### REQUIRED WORK
Scan the material that follows. Copy every line containing the word "data".

### THE RECORDS
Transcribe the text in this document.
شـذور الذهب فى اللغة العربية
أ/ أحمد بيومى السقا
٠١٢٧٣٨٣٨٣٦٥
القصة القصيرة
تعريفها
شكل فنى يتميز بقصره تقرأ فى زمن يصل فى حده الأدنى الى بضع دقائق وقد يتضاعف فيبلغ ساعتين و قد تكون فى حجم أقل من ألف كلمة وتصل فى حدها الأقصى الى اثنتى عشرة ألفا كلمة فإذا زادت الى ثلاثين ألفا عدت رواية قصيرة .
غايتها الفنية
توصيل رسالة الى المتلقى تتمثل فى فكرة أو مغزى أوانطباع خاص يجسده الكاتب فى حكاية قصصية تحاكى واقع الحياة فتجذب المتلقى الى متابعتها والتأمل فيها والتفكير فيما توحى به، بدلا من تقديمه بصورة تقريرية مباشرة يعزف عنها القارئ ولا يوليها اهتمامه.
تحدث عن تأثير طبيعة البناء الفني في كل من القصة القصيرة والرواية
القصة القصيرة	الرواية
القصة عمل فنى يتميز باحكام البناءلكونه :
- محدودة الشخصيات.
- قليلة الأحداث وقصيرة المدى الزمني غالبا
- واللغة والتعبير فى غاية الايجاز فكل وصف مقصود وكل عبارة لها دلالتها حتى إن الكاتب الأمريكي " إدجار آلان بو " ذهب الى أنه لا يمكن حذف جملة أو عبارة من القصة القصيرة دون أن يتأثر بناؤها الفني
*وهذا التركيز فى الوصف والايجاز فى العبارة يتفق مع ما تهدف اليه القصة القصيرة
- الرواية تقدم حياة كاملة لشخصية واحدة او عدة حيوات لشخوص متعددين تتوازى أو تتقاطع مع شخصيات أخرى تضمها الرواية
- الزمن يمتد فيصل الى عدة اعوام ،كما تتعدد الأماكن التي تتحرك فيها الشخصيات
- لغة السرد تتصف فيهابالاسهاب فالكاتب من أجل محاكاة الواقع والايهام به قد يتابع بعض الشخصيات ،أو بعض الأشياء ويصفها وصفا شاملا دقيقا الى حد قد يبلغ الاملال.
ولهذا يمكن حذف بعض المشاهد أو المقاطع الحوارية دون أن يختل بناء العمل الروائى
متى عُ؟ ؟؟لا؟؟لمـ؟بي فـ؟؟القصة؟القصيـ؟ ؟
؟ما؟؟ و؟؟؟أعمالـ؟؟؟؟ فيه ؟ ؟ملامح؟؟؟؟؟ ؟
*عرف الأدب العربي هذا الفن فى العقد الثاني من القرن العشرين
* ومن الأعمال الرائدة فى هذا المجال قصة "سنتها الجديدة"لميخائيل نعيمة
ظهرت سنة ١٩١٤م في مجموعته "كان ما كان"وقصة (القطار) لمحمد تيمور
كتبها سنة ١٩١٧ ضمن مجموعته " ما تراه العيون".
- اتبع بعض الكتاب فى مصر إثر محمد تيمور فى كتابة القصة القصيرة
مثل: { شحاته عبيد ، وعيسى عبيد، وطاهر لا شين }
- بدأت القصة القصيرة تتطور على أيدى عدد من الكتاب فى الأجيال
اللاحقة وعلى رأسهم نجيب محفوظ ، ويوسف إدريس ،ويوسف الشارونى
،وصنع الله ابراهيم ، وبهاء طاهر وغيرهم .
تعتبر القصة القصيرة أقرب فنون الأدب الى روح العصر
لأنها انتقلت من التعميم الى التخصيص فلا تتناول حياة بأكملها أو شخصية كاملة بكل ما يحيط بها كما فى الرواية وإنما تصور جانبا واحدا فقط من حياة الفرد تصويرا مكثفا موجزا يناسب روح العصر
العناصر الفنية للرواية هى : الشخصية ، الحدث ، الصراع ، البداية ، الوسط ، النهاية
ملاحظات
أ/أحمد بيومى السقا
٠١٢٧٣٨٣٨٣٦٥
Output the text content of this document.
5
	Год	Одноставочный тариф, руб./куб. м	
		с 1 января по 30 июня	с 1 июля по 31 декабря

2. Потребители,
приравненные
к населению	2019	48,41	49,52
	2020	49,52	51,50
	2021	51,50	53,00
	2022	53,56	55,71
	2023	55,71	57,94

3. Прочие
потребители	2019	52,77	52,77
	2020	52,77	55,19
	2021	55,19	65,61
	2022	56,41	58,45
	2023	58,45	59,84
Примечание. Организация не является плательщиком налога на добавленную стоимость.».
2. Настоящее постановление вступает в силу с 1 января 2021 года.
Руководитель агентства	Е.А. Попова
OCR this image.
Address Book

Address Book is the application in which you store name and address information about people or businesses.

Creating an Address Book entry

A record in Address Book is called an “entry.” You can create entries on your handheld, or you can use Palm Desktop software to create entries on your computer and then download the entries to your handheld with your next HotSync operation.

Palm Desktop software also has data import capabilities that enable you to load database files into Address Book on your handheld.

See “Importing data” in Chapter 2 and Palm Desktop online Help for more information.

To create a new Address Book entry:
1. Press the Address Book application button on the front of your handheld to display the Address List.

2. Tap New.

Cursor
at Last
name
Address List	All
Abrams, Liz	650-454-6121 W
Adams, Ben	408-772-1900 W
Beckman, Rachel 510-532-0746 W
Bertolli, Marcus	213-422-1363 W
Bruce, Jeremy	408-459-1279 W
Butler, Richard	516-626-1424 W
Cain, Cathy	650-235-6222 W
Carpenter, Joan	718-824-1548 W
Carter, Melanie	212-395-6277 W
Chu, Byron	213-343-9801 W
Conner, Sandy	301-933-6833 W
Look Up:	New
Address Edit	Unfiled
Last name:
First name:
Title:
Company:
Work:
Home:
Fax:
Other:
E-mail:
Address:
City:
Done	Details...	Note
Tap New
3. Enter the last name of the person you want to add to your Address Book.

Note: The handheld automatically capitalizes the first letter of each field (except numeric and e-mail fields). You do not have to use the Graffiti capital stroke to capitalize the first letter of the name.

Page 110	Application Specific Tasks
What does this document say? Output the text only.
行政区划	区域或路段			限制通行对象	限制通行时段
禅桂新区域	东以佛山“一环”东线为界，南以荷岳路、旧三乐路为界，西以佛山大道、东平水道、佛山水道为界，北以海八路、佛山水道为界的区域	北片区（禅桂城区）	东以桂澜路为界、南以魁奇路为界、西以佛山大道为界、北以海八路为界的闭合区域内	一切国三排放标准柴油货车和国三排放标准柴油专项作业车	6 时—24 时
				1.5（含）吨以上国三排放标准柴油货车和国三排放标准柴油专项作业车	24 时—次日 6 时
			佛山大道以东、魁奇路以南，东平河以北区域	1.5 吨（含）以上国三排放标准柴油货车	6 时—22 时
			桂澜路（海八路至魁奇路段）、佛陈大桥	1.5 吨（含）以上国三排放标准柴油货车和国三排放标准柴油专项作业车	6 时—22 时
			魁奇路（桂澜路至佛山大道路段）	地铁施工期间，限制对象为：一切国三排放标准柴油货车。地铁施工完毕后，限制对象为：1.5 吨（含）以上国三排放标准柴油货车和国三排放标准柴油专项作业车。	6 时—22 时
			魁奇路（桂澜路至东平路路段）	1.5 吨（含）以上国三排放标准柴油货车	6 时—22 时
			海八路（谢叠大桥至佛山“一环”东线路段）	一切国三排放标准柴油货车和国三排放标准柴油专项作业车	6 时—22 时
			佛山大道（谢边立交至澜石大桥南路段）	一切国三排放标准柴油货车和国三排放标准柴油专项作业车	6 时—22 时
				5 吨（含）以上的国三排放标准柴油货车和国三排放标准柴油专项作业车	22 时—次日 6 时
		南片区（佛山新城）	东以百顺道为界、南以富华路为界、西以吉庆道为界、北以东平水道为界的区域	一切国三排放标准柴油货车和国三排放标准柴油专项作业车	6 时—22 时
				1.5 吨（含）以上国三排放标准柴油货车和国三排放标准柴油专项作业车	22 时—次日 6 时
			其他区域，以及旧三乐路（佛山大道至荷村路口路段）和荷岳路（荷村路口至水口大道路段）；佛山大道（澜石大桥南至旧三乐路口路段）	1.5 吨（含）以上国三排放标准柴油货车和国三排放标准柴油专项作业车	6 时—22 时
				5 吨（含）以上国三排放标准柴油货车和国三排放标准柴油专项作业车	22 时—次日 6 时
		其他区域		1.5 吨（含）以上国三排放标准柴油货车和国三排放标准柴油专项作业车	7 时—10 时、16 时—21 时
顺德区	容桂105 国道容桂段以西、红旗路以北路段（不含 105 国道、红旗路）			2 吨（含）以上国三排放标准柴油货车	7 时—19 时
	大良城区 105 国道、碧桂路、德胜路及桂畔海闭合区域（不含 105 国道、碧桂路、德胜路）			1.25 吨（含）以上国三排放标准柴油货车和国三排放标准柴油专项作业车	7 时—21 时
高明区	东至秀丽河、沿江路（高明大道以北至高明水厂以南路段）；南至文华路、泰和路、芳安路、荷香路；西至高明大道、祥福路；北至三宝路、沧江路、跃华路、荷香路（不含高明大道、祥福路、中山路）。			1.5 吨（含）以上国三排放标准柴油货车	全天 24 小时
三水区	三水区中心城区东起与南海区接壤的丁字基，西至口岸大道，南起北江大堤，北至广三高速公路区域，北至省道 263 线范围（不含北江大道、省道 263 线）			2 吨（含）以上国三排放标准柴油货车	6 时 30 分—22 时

### EXERCISE RESULT
Palm Desktop software also has data import capabilities that enable you to load database files into Address Book on your handheld.
See “Importing data” in Chapter 2 and Palm Desktop online Help for more information.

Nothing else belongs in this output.